■ **Required task**: Word for word, print each line of the listing below; pictures stay out.
((
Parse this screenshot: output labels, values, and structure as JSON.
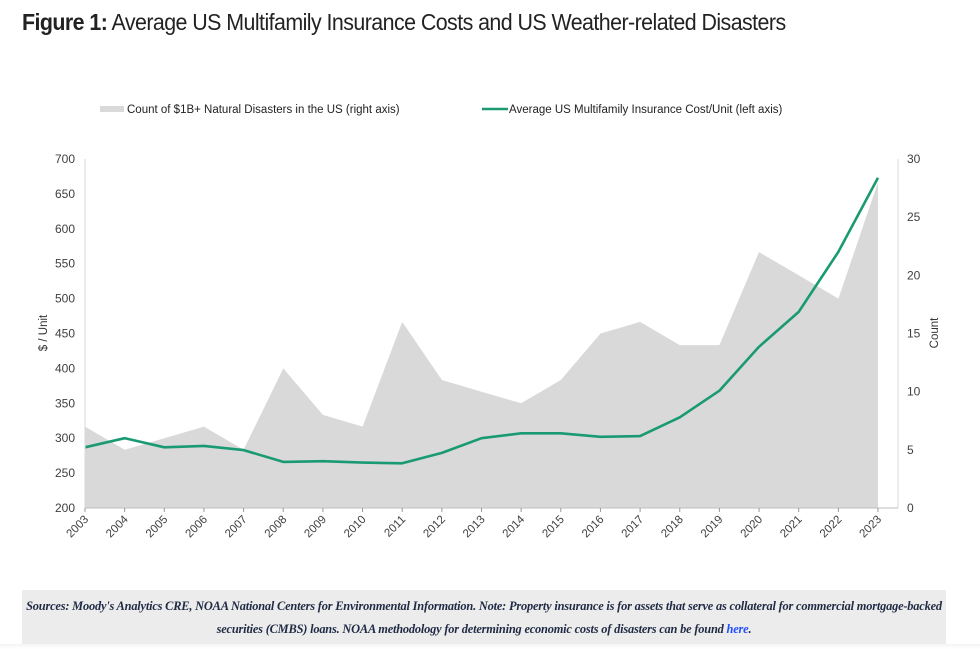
{
  "title": {
    "prefix": "Figure 1:",
    "text": " Average US Multifamily Insurance Costs and US Weather-related Disasters"
  },
  "footer": {
    "text": "Sources: Moody's Analytics CRE, NOAA National Centers for Environmental Information. Note: Property insurance is for assets that serve as collateral for commercial mortgage-backed securities (CMBS) loans. NOAA methodology for determining economic costs of disasters can be found ",
    "link_label": "here",
    "end": "."
  },
  "colors": {
    "line": "#1a9a73",
    "area": "#d9d9d9",
    "axis": "#bfbfbf",
    "tick_text": "#404040"
  },
  "chart_data": {
    "type": "line+area",
    "title": "Figure 1: Average US Multifamily Insurance Costs and US Weather-related Disasters",
    "x": [
      "2003",
      "2004",
      "2005",
      "2006",
      "2007",
      "2008",
      "2009",
      "2010",
      "2011",
      "2012",
      "2013",
      "2014",
      "2015",
      "2016",
      "2017",
      "2018",
      "2019",
      "2020",
      "2021",
      "2022",
      "2023"
    ],
    "series": [
      {
        "name": "Count of $1B+ Natural Disasters in the US (right axis)",
        "type": "area",
        "axis": "right",
        "values": [
          7,
          5,
          6,
          7,
          5,
          12,
          8,
          7,
          16,
          11,
          10,
          9,
          11,
          15,
          16,
          14,
          14,
          22,
          20,
          18,
          28
        ]
      },
      {
        "name": "Average US Multifamily Insurance Cost/Unit (left axis)",
        "type": "line",
        "axis": "left",
        "values": [
          287,
          300,
          287,
          289,
          283,
          266,
          267,
          265,
          264,
          279,
          300,
          307,
          307,
          302,
          303,
          330,
          368,
          431,
          481,
          567,
          673
        ]
      }
    ],
    "ylabel": "$ / Unit",
    "ylabel_right": "Count",
    "ylim": [
      200,
      700
    ],
    "ylim_right": [
      0,
      30
    ],
    "yticks": [
      200,
      250,
      300,
      350,
      400,
      450,
      500,
      550,
      600,
      650,
      700
    ],
    "yticks_right": [
      0,
      5,
      10,
      15,
      20,
      25,
      30
    ],
    "grid": false,
    "legend_position": "top"
  }
}
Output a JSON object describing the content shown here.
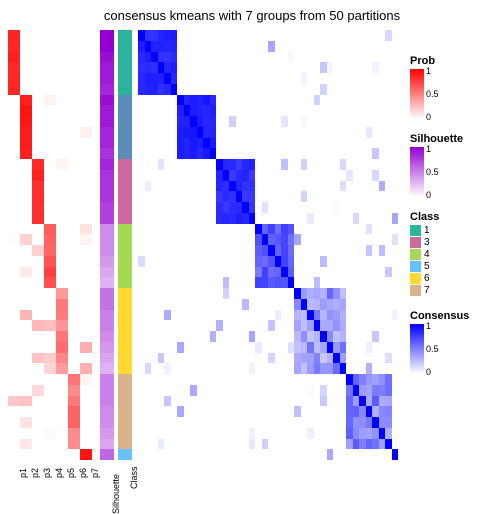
{
  "title": "consensus kmeans with 7 groups from 50 partitions",
  "n_samples": 40,
  "prob_columns": [
    "p1",
    "p2",
    "p3",
    "p4",
    "p5",
    "p6",
    "p7"
  ],
  "annotation_labels": [
    "Silhouette",
    "Class"
  ],
  "class_colors": {
    "1": "#2bb39b",
    "2": "#5a8eb8",
    "3": "#cc6aa0",
    "4": "#a6d854",
    "5": "#66c2ff",
    "6": "#ffd92f",
    "7": "#d9b38c"
  },
  "prob_gradient": {
    "low": "#ffffff",
    "high": "#ff0000"
  },
  "sil_gradient": {
    "low": "#ffffff",
    "high": "#9400d3"
  },
  "cons_gradient": {
    "low": "#ffffff",
    "high": "#0000ff"
  },
  "legends": {
    "prob": {
      "title": "Prob",
      "stops": [
        "1",
        "0.5",
        "0"
      ],
      "low": "#ffffff",
      "high": "#ff0000"
    },
    "sil": {
      "title": "Silhouette",
      "stops": [
        "1",
        "0.5",
        "0"
      ],
      "low": "#ffffff",
      "high": "#9400d3"
    },
    "class": {
      "title": "Class",
      "items": [
        {
          "label": "1",
          "color": "#2bb39b"
        },
        {
          "label": "3",
          "color": "#cc6aa0"
        },
        {
          "label": "4",
          "color": "#a6d854"
        },
        {
          "label": "5",
          "color": "#66c2ff"
        },
        {
          "label": "6",
          "color": "#ffd92f"
        },
        {
          "label": "7",
          "color": "#d9b38c"
        }
      ]
    },
    "cons": {
      "title": "Consensus",
      "stops": [
        "1",
        "0.5",
        "0"
      ],
      "low": "#ffffff",
      "high": "#0000ff"
    }
  },
  "groups": [
    {
      "class": 1,
      "size": 6,
      "scatter": 0.1
    },
    {
      "class": 2,
      "size": 6,
      "scatter": 0.08
    },
    {
      "class": 3,
      "size": 6,
      "scatter": 0.12
    },
    {
      "class": 4,
      "size": 6,
      "scatter": 0.25
    },
    {
      "class": 6,
      "size": 8,
      "scatter": 0.4
    },
    {
      "class": 7,
      "size": 7,
      "scatter": 0.35
    },
    {
      "class": 5,
      "size": 1,
      "scatter": 0.05
    }
  ],
  "sil_values": [
    1,
    1,
    0.95,
    0.9,
    0.9,
    0.85,
    0.95,
    0.9,
    0.9,
    0.85,
    0.85,
    0.8,
    0.85,
    0.8,
    0.8,
    0.8,
    0.75,
    0.75,
    0.45,
    0.45,
    0.45,
    0.4,
    0.35,
    0.3,
    0.55,
    0.55,
    0.5,
    0.5,
    0.45,
    0.4,
    0.35,
    0.3,
    0.5,
    0.5,
    0.5,
    0.45,
    0.45,
    0.4,
    0.35,
    0.6
  ],
  "background_color": "#ffffff",
  "title_fontsize": 13,
  "label_fontsize": 9
}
))
■ **Result of this exercise**:
Parse this screenshot: output labels, values, and structure as JSON.
{
  "title": {
    "prefix": "Figure 1:",
    "text": " Average US Multifamily Insurance Costs and US Weather-related Disasters"
  },
  "footer": {
    "text": "Sources: Moody's Analytics CRE, NOAA National Centers for Environmental Information. Note: Property insurance is for assets that serve as collateral for commercial mortgage-backed securities (CMBS) loans. NOAA methodology for determining economic costs of disasters can be found ",
    "link_label": "here",
    "end": "."
  },
  "colors": {
    "line": "#1a9a73",
    "area": "#d9d9d9",
    "axis": "#bfbfbf",
    "tick_text": "#404040"
  },
  "chart_data": {
    "type": "line+area",
    "title": "Figure 1: Average US Multifamily Insurance Costs and US Weather-related Disasters",
    "x": [
      "2003",
      "2004",
      "2005",
      "2006",
      "2007",
      "2008",
      "2009",
      "2010",
      "2011",
      "2012",
      "2013",
      "2014",
      "2015",
      "2016",
      "2017",
      "2018",
      "2019",
      "2020",
      "2021",
      "2022",
      "2023"
    ],
    "series": [
      {
        "name": "Count of $1B+ Natural Disasters in the US (right axis)",
        "type": "area",
        "axis": "right",
        "values": [
          7,
          5,
          6,
          7,
          5,
          12,
          8,
          7,
          16,
          11,
          10,
          9,
          11,
          15,
          16,
          14,
          14,
          22,
          20,
          18,
          28
        ]
      },
      {
        "name": "Average US Multifamily Insurance Cost/Unit (left axis)",
        "type": "line",
        "axis": "left",
        "values": [
          287,
          300,
          287,
          289,
          283,
          266,
          267,
          265,
          264,
          279,
          300,
          307,
          307,
          302,
          303,
          330,
          368,
          431,
          481,
          567,
          673
        ]
      }
    ],
    "ylabel": "$ / Unit",
    "ylabel_right": "Count",
    "ylim": [
      200,
      700
    ],
    "ylim_right": [
      0,
      30
    ],
    "yticks": [
      200,
      250,
      300,
      350,
      400,
      450,
      500,
      550,
      600,
      650,
      700
    ],
    "yticks_right": [
      0,
      5,
      10,
      15,
      20,
      25,
      30
    ],
    "grid": false,
    "legend_position": "top"
  }
}
Output a JSON object describing the content shown here.
{
  "title": "consensus kmeans with 7 groups from 50 partitions",
  "n_samples": 40,
  "prob_columns": [
    "p1",
    "p2",
    "p3",
    "p4",
    "p5",
    "p6",
    "p7"
  ],
  "annotation_labels": [
    "Silhouette",
    "Class"
  ],
  "class_colors": {
    "1": "#2bb39b",
    "2": "#5a8eb8",
    "3": "#cc6aa0",
    "4": "#a6d854",
    "5": "#66c2ff",
    "6": "#ffd92f",
    "7": "#d9b38c"
  },
  "prob_gradient": {
    "low": "#ffffff",
    "high": "#ff0000"
  },
  "sil_gradient": {
    "low": "#ffffff",
    "high": "#9400d3"
  },
  "cons_gradient": {
    "low": "#ffffff",
    "high": "#0000ff"
  },
  "legends": {
    "prob": {
      "title": "Prob",
      "stops": [
        "1",
        "0.5",
        "0"
      ],
      "low": "#ffffff",
      "high": "#ff0000"
    },
    "sil": {
      "title": "Silhouette",
      "stops": [
        "1",
        "0.5",
        "0"
      ],
      "low": "#ffffff",
      "high": "#9400d3"
    },
    "class": {
      "title": "Class",
      "items": [
        {
          "label": "1",
          "color": "#2bb39b"
        },
        {
          "label": "3",
          "color": "#cc6aa0"
        },
        {
          "label": "4",
          "color": "#a6d854"
        },
        {
          "label": "5",
          "color": "#66c2ff"
        },
        {
          "label": "6",
          "color": "#ffd92f"
        },
        {
          "label": "7",
          "color": "#d9b38c"
        }
      ]
    },
    "cons": {
      "title": "Consensus",
      "stops": [
        "1",
        "0.5",
        "0"
      ],
      "low": "#ffffff",
      "high": "#0000ff"
    }
  },
  "groups": [
    {
      "class": 1,
      "size": 6,
      "scatter": 0.1
    },
    {
      "class": 2,
      "size": 6,
      "scatter": 0.08
    },
    {
      "class": 3,
      "size": 6,
      "scatter": 0.12
    },
    {
      "class": 4,
      "size": 6,
      "scatter": 0.25
    },
    {
      "class": 6,
      "size": 8,
      "scatter": 0.4
    },
    {
      "class": 7,
      "size": 7,
      "scatter": 0.35
    },
    {
      "class": 5,
      "size": 1,
      "scatter": 0.05
    }
  ],
  "sil_values": [
    1,
    1,
    0.95,
    0.9,
    0.9,
    0.85,
    0.95,
    0.9,
    0.9,
    0.85,
    0.85,
    0.8,
    0.85,
    0.8,
    0.8,
    0.8,
    0.75,
    0.75,
    0.45,
    0.45,
    0.45,
    0.4,
    0.35,
    0.3,
    0.55,
    0.55,
    0.5,
    0.5,
    0.45,
    0.4,
    0.35,
    0.3,
    0.5,
    0.5,
    0.5,
    0.45,
    0.45,
    0.4,
    0.35,
    0.6
  ],
  "background_color": "#ffffff",
  "title_fontsize": 13,
  "label_fontsize": 9
}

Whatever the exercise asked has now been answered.